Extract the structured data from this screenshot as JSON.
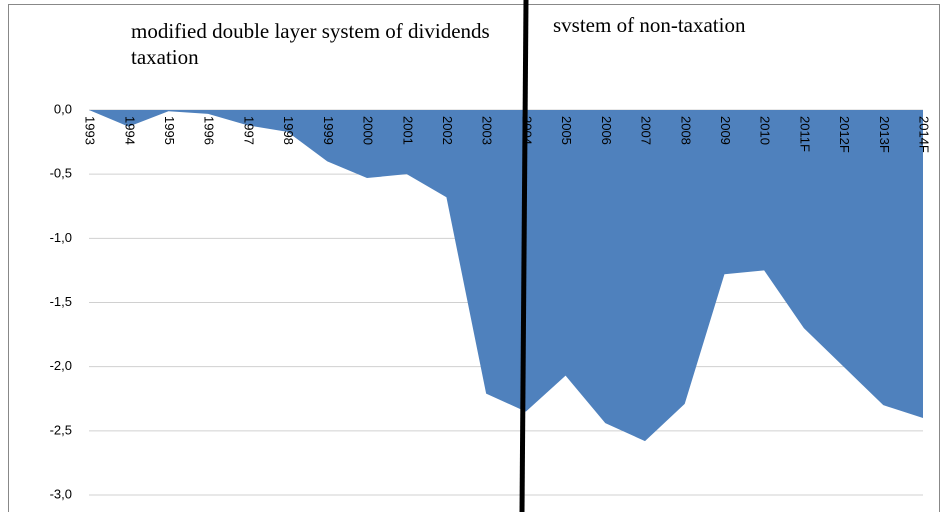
{
  "chart_data": {
    "type": "area",
    "annotations": [
      "modified double layer system of dividends taxation",
      "svstem of non-taxation"
    ],
    "categories": [
      "1993",
      "1994",
      "1995",
      "1996",
      "1997",
      "1998",
      "1999",
      "2000",
      "2001",
      "2002",
      "2003",
      "2004",
      "2005",
      "2006",
      "2007",
      "2008",
      "2009",
      "2010",
      "2011F",
      "2012F",
      "2013F",
      "2014F"
    ],
    "values": [
      0.0,
      -0.13,
      -0.01,
      -0.03,
      -0.12,
      -0.17,
      -0.4,
      -0.53,
      -0.5,
      -0.68,
      -2.21,
      -2.35,
      -2.07,
      -2.44,
      -2.58,
      -2.29,
      -1.28,
      -1.25,
      -1.7,
      -2.0,
      -2.3,
      -2.4
    ],
    "color": "#4f81bd",
    "ylim": [
      -3,
      0
    ],
    "yticks": [
      {
        "value": 0,
        "label": "0,0"
      },
      {
        "value": -0.5,
        "label": "-0,5"
      },
      {
        "value": -1,
        "label": "-1,0"
      },
      {
        "value": -1.5,
        "label": "-1,5"
      },
      {
        "value": -2,
        "label": "-2,0"
      },
      {
        "value": -2.5,
        "label": "-2,5"
      },
      {
        "value": -3,
        "label": "-3,0"
      }
    ],
    "grid": true
  }
}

================

_What you are asked to do:_
Supply the count of lines in the entries that contain the word "taxation", and nothing besides.

_Output of the task:_
2